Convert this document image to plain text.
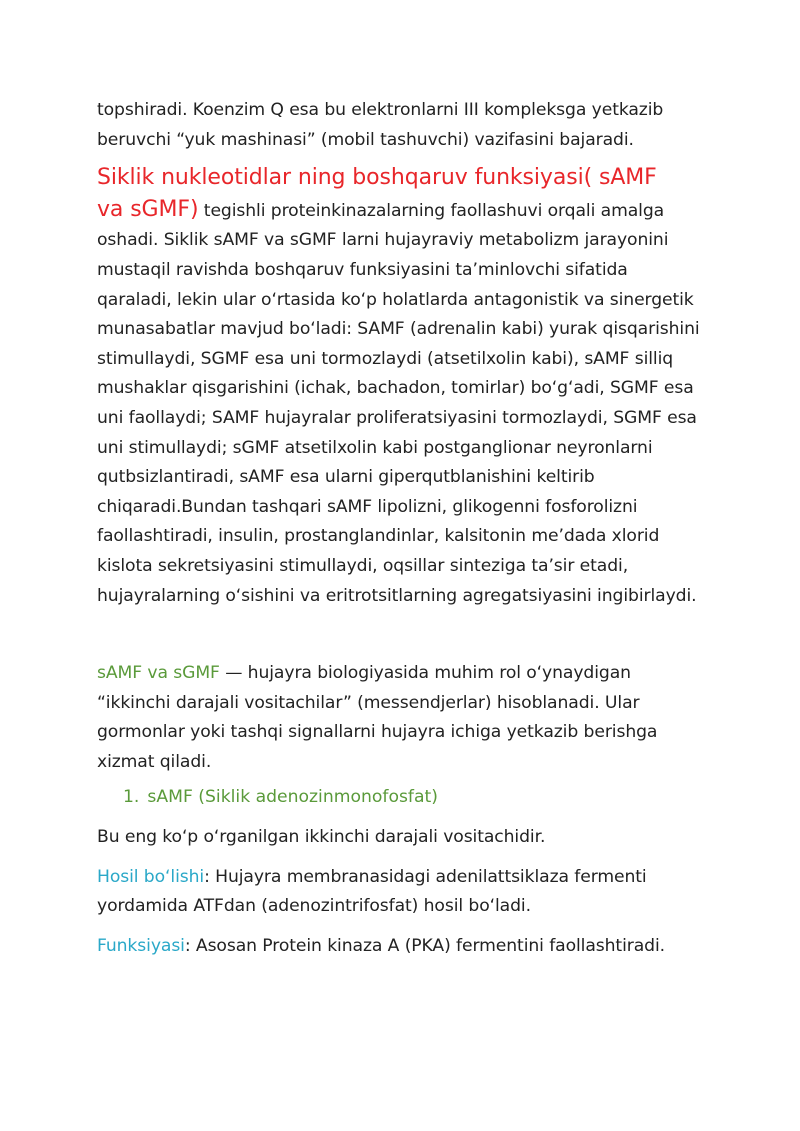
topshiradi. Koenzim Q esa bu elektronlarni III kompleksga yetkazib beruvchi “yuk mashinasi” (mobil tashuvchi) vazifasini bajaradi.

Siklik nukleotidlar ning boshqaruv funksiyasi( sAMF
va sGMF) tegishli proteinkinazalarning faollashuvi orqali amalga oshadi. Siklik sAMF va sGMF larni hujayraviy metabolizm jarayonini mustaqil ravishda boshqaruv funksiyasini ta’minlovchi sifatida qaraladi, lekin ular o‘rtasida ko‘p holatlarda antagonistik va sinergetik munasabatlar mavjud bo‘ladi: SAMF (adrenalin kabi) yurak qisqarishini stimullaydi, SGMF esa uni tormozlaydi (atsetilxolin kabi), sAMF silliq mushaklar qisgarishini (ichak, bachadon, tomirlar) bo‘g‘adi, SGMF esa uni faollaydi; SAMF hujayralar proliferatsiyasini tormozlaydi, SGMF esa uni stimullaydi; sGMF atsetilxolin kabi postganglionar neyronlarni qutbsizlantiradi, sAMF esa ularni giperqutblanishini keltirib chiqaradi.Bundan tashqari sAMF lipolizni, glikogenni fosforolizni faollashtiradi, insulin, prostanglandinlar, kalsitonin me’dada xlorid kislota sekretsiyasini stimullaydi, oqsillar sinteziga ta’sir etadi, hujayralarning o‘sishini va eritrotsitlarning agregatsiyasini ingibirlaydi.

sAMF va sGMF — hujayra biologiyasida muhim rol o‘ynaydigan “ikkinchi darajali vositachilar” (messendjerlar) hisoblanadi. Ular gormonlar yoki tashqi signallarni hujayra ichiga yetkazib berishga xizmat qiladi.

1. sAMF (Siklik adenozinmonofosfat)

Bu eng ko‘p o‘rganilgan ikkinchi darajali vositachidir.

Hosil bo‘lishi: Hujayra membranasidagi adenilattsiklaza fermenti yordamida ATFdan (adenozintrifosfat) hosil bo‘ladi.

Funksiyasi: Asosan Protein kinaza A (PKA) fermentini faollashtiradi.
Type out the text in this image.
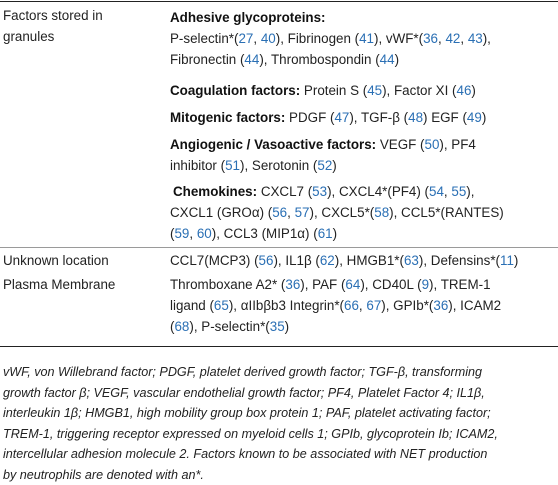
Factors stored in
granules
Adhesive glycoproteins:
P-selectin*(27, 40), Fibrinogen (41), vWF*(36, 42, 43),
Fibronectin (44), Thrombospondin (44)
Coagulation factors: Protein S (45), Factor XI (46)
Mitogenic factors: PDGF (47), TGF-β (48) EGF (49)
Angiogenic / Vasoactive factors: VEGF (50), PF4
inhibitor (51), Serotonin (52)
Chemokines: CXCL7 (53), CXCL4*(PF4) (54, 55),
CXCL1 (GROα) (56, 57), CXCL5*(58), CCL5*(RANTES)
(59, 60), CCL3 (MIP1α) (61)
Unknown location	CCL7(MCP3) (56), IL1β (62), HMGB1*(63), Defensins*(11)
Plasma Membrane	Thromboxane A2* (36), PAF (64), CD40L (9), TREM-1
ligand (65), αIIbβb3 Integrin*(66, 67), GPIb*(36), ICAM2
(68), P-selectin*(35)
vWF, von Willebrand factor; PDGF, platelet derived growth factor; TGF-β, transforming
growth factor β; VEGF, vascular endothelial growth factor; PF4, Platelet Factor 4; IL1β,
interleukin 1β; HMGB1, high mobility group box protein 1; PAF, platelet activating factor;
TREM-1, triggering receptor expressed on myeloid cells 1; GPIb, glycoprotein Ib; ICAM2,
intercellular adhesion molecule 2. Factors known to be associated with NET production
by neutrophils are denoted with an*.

--

WHAT YOU ARE ASKED TO DO —
Some lines in the material contain "growth". Show all of them.

RESPONSE FOR THIS EXERCISE —
vWF, von Willebrand factor; PDGF, platelet derived growth factor; TGF-β, transforming
growth factor β; VEGF, vascular endothelial growth factor; PF4, Platelet Factor 4; IL1β,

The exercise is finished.